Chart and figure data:
((

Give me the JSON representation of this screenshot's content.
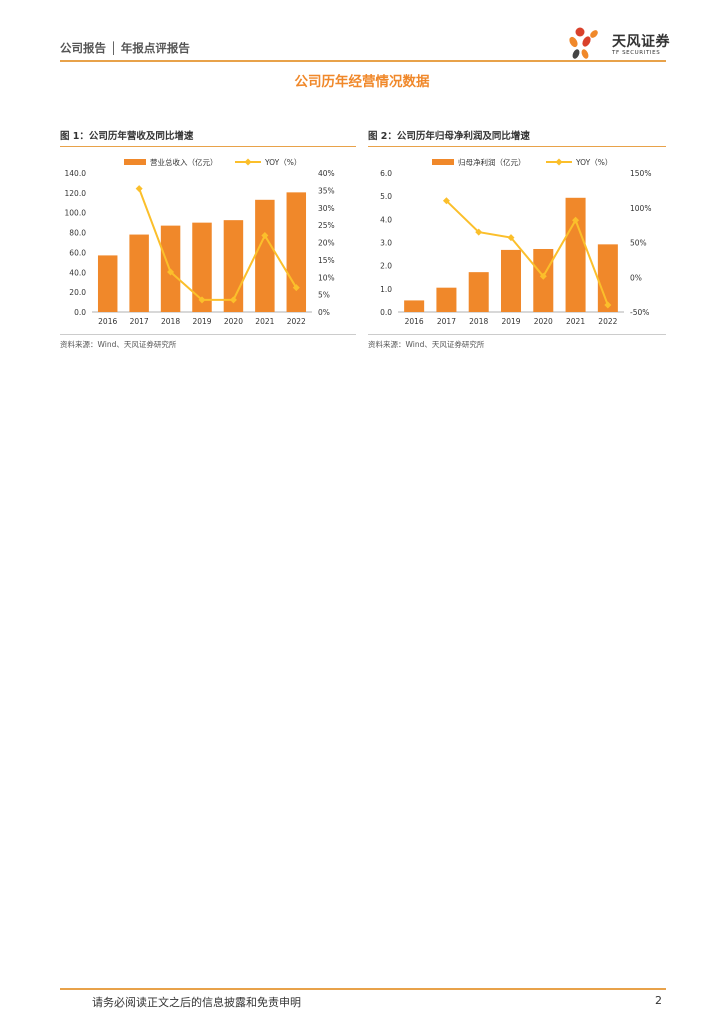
{
  "header": {
    "report_type": "公司报告 │ 年报点评报告",
    "logo_name": "天风证券",
    "logo_sub": "TF SECURITIES"
  },
  "section_title": "公司历年经营情况数据",
  "colors": {
    "bar": "#f0882a",
    "line": "#fbbf2b",
    "accent": "#e8a24a"
  },
  "chart_data": [
    {
      "type": "bar",
      "figure_title": "图 1：公司历年营收及同比增速",
      "source": "资料来源：Wind、天风证券研究所",
      "categories": [
        "2016",
        "2017",
        "2018",
        "2019",
        "2020",
        "2021",
        "2022"
      ],
      "series": [
        {
          "name": "营业总收入（亿元）",
          "type": "bar",
          "axis": "left",
          "values": [
            57.0,
            78.0,
            87.0,
            90.0,
            92.5,
            113.0,
            120.5
          ]
        },
        {
          "name": "YOY（%）",
          "type": "line",
          "axis": "right",
          "values": [
            null,
            35.5,
            11.5,
            3.5,
            3.5,
            22.0,
            7.0
          ]
        }
      ],
      "left_axis": {
        "min": 0,
        "max": 140,
        "step": 20,
        "ticks": [
          "0.0",
          "20.0",
          "40.0",
          "60.0",
          "80.0",
          "100.0",
          "120.0",
          "140.0"
        ]
      },
      "right_axis": {
        "min": 0,
        "max": 40,
        "step": 5,
        "ticks": [
          "0%",
          "5%",
          "10%",
          "15%",
          "20%",
          "25%",
          "30%",
          "35%",
          "40%"
        ]
      },
      "legend_position": "top"
    },
    {
      "type": "bar",
      "figure_title": "图 2：公司历年归母净利润及同比增速",
      "source": "资料来源：Wind、天风证券研究所",
      "categories": [
        "2016",
        "2017",
        "2018",
        "2019",
        "2020",
        "2021",
        "2022"
      ],
      "series": [
        {
          "name": "归母净利润（亿元）",
          "type": "bar",
          "axis": "left",
          "values": [
            0.5,
            1.05,
            1.72,
            2.68,
            2.72,
            4.93,
            2.92
          ]
        },
        {
          "name": "YOY（%）",
          "type": "line",
          "axis": "right",
          "values": [
            null,
            110.0,
            65.0,
            57.0,
            1.5,
            82.0,
            -40.0
          ]
        }
      ],
      "left_axis": {
        "min": 0,
        "max": 6,
        "step": 1,
        "ticks": [
          "0.0",
          "1.0",
          "2.0",
          "3.0",
          "4.0",
          "5.0",
          "6.0"
        ]
      },
      "right_axis": {
        "min": -50,
        "max": 150,
        "step": 50,
        "ticks": [
          "-50%",
          "0%",
          "50%",
          "100%",
          "150%"
        ]
      },
      "legend_position": "top"
    }
  ],
  "footer": {
    "disclaimer": "请务必阅读正文之后的信息披露和免责申明",
    "page_number": "2"
  }
}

))

* [Task]: Take the listing above and restate it word for word, without its pictures.

* [Output for this exercise]:
Give me the JSON representation of this screenshot's content.
{
  "header": {
    "report_type": "公司报告 │ 年报点评报告",
    "logo_name": "天风证券",
    "logo_sub": "TF SECURITIES"
  },
  "section_title": "公司历年经营情况数据",
  "colors": {
    "bar": "#f0882a",
    "line": "#fbbf2b",
    "accent": "#e8a24a"
  },
  "chart_data": [
    {
      "type": "bar",
      "figure_title": "图 1：公司历年营收及同比增速",
      "source": "资料来源：Wind、天风证券研究所",
      "categories": [
        "2016",
        "2017",
        "2018",
        "2019",
        "2020",
        "2021",
        "2022"
      ],
      "series": [
        {
          "name": "营业总收入（亿元）",
          "type": "bar",
          "axis": "left",
          "values": [
            57.0,
            78.0,
            87.0,
            90.0,
            92.5,
            113.0,
            120.5
          ]
        },
        {
          "name": "YOY（%）",
          "type": "line",
          "axis": "right",
          "values": [
            null,
            35.5,
            11.5,
            3.5,
            3.5,
            22.0,
            7.0
          ]
        }
      ],
      "left_axis": {
        "min": 0,
        "max": 140,
        "step": 20,
        "ticks": [
          "0.0",
          "20.0",
          "40.0",
          "60.0",
          "80.0",
          "100.0",
          "120.0",
          "140.0"
        ]
      },
      "right_axis": {
        "min": 0,
        "max": 40,
        "step": 5,
        "ticks": [
          "0%",
          "5%",
          "10%",
          "15%",
          "20%",
          "25%",
          "30%",
          "35%",
          "40%"
        ]
      },
      "legend_position": "top"
    },
    {
      "type": "bar",
      "figure_title": "图 2：公司历年归母净利润及同比增速",
      "source": "资料来源：Wind、天风证券研究所",
      "categories": [
        "2016",
        "2017",
        "2018",
        "2019",
        "2020",
        "2021",
        "2022"
      ],
      "series": [
        {
          "name": "归母净利润（亿元）",
          "type": "bar",
          "axis": "left",
          "values": [
            0.5,
            1.05,
            1.72,
            2.68,
            2.72,
            4.93,
            2.92
          ]
        },
        {
          "name": "YOY（%）",
          "type": "line",
          "axis": "right",
          "values": [
            null,
            110.0,
            65.0,
            57.0,
            1.5,
            82.0,
            -40.0
          ]
        }
      ],
      "left_axis": {
        "min": 0,
        "max": 6,
        "step": 1,
        "ticks": [
          "0.0",
          "1.0",
          "2.0",
          "3.0",
          "4.0",
          "5.0",
          "6.0"
        ]
      },
      "right_axis": {
        "min": -50,
        "max": 150,
        "step": 50,
        "ticks": [
          "-50%",
          "0%",
          "50%",
          "100%",
          "150%"
        ]
      },
      "legend_position": "top"
    }
  ],
  "footer": {
    "disclaimer": "请务必阅读正文之后的信息披露和免责申明",
    "page_number": "2"
  }
}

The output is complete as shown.